• What the task asks: Each entry below is to be written out exactly, and the pictures are to be left out.

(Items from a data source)

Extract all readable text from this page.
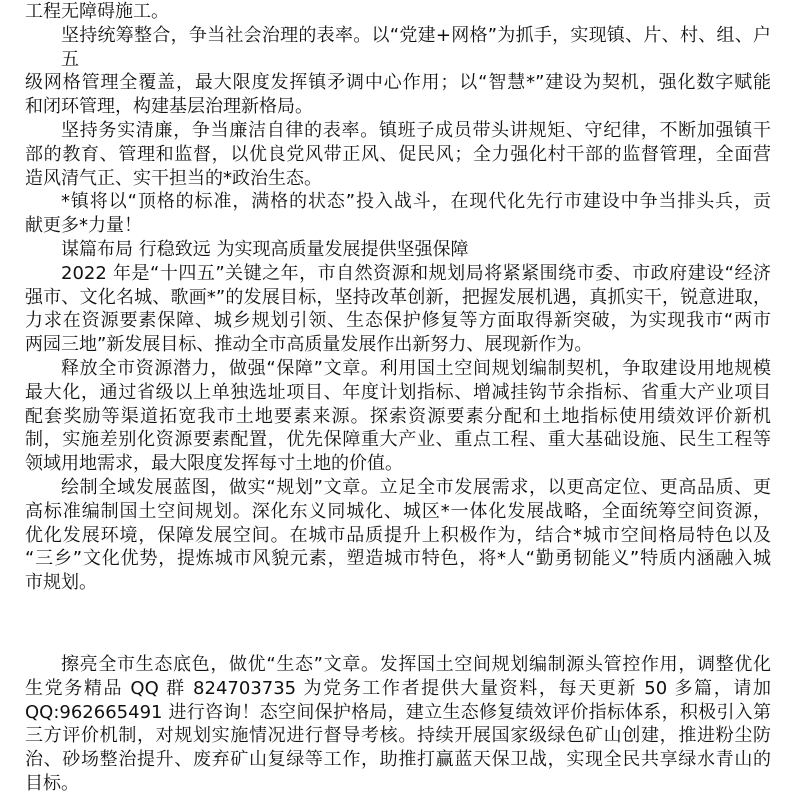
工程无障碍施工。
坚持统筹整合，争当社会治理的表率。以“党建+网格”为抓手，实现镇、片、村、组、户五
级网格管理全覆盖，最大限度发挥镇矛调中心作用；以“智慧*”建设为契机，强化数字赋能
和闭环管理，构建基层治理新格局。
坚持务实清廉，争当廉洁自律的表率。镇班子成员带头讲规矩、守纪律，不断加强镇干
部的教育、管理和监督，以优良党风带正风、促民风；全力强化村干部的监督管理，全面营
造风清气正、实干担当的*政治生态。
*镇将以“顶格的标准，满格的状态”投入战斗，在现代化先行市建设中争当排头兵，贡
献更多*力量！
谋篇布局 行稳致远 为实现高质量发展提供坚强保障
2022 年是“十四五”关键之年，市自然资源和规划局将紧紧围绕市委、市政府建设“经济
强市、文化名城、歌画*”的发展目标，坚持改革创新，把握发展机遇，真抓实干，锐意进取，
力求在资源要素保障、城乡规划引领、生态保护修复等方面取得新突破，为实现我市“两市
两园三地”新发展目标、推动全市高质量发展作出新努力、展现新作为。
释放全市资源潜力，做强“保障”文章。利用国土空间规划编制契机，争取建设用地规模
最大化，通过省级以上单独选址项目、年度计划指标、增减挂钩节余指标、省重大产业项目
配套奖励等渠道拓宽我市土地要素来源。探索资源要素分配和土地指标使用绩效评价新机
制，实施差别化资源要素配置，优先保障重大产业、重点工程、重大基础设施、民生工程等
领域用地需求，最大限度发挥每寸土地的价值。
绘制全域发展蓝图，做实“规划”文章。立足全市发展需求，以更高定位、更高品质、更
高标准编制国土空间规划。深化东义同城化、城区*一体化发展战略，全面统筹空间资源，
优化发展环境，保障发展空间。在城市品质提升上积极作为，结合*城市空间格局特色以及
“三乡”文化优势，提炼城市风貌元素，塑造城市特色，将*人“勤勇韧能义”特质内涵融入城
市规划。
擦亮全市生态底色，做优“生态”文章。发挥国土空间规划编制源头管控作用，调整优化
生党务精品 QQ 群 824703735 为党务工作者提供大量资料，每天更新 50 多篇，请加
QQ:962665491 进行咨询！态空间保护格局，建立生态修复绩效评价指标体系，积极引入第
三方评价机制，对规划实施情况进行督导考核。持续开展国家级绿色矿山创建，推进粉尘防
治、砂场整治提升、废弃矿山复绿等工作，助推打赢蓝天保卫战，实现全民共享绿水青山的
目标。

• Response to this exercise:
Extract all readable text from this page.
工程无障碍施工。
坚持统筹整合，争当社会治理的表率。以“党建+网格”为抓手，实现镇、片、村、组、户五
级网格管理全覆盖，最大限度发挥镇矛调中心作用；以“智慧*”建设为契机，强化数字赋能
和闭环管理，构建基层治理新格局。
坚持务实清廉，争当廉洁自律的表率。镇班子成员带头讲规矩、守纪律，不断加强镇干
部的教育、管理和监督，以优良党风带正风、促民风；全力强化村干部的监督管理，全面营
造风清气正、实干担当的*政治生态。
*镇将以“顶格的标准，满格的状态”投入战斗，在现代化先行市建设中争当排头兵，贡
献更多*力量！
谋篇布局 行稳致远 为实现高质量发展提供坚强保障
2022 年是“十四五”关键之年，市自然资源和规划局将紧紧围绕市委、市政府建设“经济
强市、文化名城、歌画*”的发展目标，坚持改革创新，把握发展机遇，真抓实干，锐意进取，
力求在资源要素保障、城乡规划引领、生态保护修复等方面取得新突破，为实现我市“两市
两园三地”新发展目标、推动全市高质量发展作出新努力、展现新作为。
释放全市资源潜力，做强“保障”文章。利用国土空间规划编制契机，争取建设用地规模
最大化，通过省级以上单独选址项目、年度计划指标、增减挂钩节余指标、省重大产业项目
配套奖励等渠道拓宽我市土地要素来源。探索资源要素分配和土地指标使用绩效评价新机
制，实施差别化资源要素配置，优先保障重大产业、重点工程、重大基础设施、民生工程等
领域用地需求，最大限度发挥每寸土地的价值。
绘制全域发展蓝图，做实“规划”文章。立足全市发展需求，以更高定位、更高品质、更
高标准编制国土空间规划。深化东义同城化、城区*一体化发展战略，全面统筹空间资源，
优化发展环境，保障发展空间。在城市品质提升上积极作为，结合*城市空间格局特色以及
“三乡”文化优势，提炼城市风貌元素，塑造城市特色，将*人“勤勇韧能义”特质内涵融入城
市规划。
擦亮全市生态底色，做优“生态”文章。发挥国土空间规划编制源头管控作用，调整优化
生党务精品 QQ 群 824703735 为党务工作者提供大量资料，每天更新 50 多篇，请加
QQ:962665491 进行咨询！态空间保护格局，建立生态修复绩效评价指标体系，积极引入第
三方评价机制，对规划实施情况进行督导考核。持续开展国家级绿色矿山创建，推进粉尘防
治、砂场整治提升、废弃矿山复绿等工作，助推打赢蓝天保卫战，实现全民共享绿水青山的
目标。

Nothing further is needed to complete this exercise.